## Task requirements
Write out the records below once more, exactly as they stand.

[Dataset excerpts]
Begin

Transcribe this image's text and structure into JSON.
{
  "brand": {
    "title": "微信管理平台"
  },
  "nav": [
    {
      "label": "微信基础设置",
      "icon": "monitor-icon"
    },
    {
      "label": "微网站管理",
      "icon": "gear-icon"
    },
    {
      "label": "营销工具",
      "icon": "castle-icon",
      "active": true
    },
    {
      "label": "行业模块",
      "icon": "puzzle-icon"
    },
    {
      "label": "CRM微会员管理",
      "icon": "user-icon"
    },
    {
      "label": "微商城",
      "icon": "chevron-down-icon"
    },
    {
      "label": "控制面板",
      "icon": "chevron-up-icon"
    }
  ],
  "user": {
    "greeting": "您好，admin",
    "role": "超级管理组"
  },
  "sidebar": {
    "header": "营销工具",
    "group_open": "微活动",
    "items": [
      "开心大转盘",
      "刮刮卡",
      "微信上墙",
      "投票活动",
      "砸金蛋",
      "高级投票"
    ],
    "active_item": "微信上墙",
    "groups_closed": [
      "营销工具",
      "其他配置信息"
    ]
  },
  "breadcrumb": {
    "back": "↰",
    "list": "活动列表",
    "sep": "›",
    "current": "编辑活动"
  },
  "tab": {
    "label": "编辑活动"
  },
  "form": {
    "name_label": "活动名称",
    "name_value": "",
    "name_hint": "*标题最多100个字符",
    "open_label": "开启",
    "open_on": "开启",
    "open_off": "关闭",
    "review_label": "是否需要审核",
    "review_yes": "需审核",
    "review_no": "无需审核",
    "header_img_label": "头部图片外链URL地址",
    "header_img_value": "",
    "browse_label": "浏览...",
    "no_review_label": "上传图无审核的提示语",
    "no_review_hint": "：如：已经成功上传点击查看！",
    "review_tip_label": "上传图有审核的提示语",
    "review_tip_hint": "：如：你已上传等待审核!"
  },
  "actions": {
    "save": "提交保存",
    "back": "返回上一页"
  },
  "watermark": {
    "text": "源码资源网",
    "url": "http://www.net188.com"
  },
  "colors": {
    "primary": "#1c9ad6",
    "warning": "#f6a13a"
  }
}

End

## Written answer
Transcribe this image's text and structure into JSON.
{
  "brand": {
    "title": "微信管理平台"
  },
  "nav": [
    {
      "label": "微信基础设置",
      "icon": "monitor-icon"
    },
    {
      "label": "微网站管理",
      "icon": "gear-icon"
    },
    {
      "label": "营销工具",
      "icon": "castle-icon",
      "active": true
    },
    {
      "label": "行业模块",
      "icon": "puzzle-icon"
    },
    {
      "label": "CRM微会员管理",
      "icon": "user-icon"
    },
    {
      "label": "微商城",
      "icon": "chevron-down-icon"
    },
    {
      "label": "控制面板",
      "icon": "chevron-up-icon"
    }
  ],
  "user": {
    "greeting": "您好，admin",
    "role": "超级管理组"
  },
  "sidebar": {
    "header": "营销工具",
    "group_open": "微活动",
    "items": [
      "开心大转盘",
      "刮刮卡",
      "微信上墙",
      "投票活动",
      "砸金蛋",
      "高级投票"
    ],
    "active_item": "微信上墙",
    "groups_closed": [
      "营销工具",
      "其他配置信息"
    ]
  },
  "breadcrumb": {
    "back": "↰",
    "list": "活动列表",
    "sep": "›",
    "current": "编辑活动"
  },
  "tab": {
    "label": "编辑活动"
  },
  "form": {
    "name_label": "活动名称",
    "name_value": "",
    "name_hint": "*标题最多100个字符",
    "open_label": "开启",
    "open_on": "开启",
    "open_off": "关闭",
    "review_label": "是否需要审核",
    "review_yes": "需审核",
    "review_no": "无需审核",
    "header_img_label": "头部图片外链URL地址",
    "header_img_value": "",
    "browse_label": "浏览...",
    "no_review_label": "上传图无审核的提示语",
    "no_review_hint": "：如：已经成功上传点击查看！",
    "review_tip_label": "上传图有审核的提示语",
    "review_tip_hint": "：如：你已上传等待审核!"
  },
  "actions": {
    "save": "提交保存",
    "back": "返回上一页"
  },
  "watermark": {
    "text": "源码资源网",
    "url": "http://www.net188.com"
  },
  "colors": {
    "primary": "#1c9ad6",
    "warning": "#f6a13a"
  }
}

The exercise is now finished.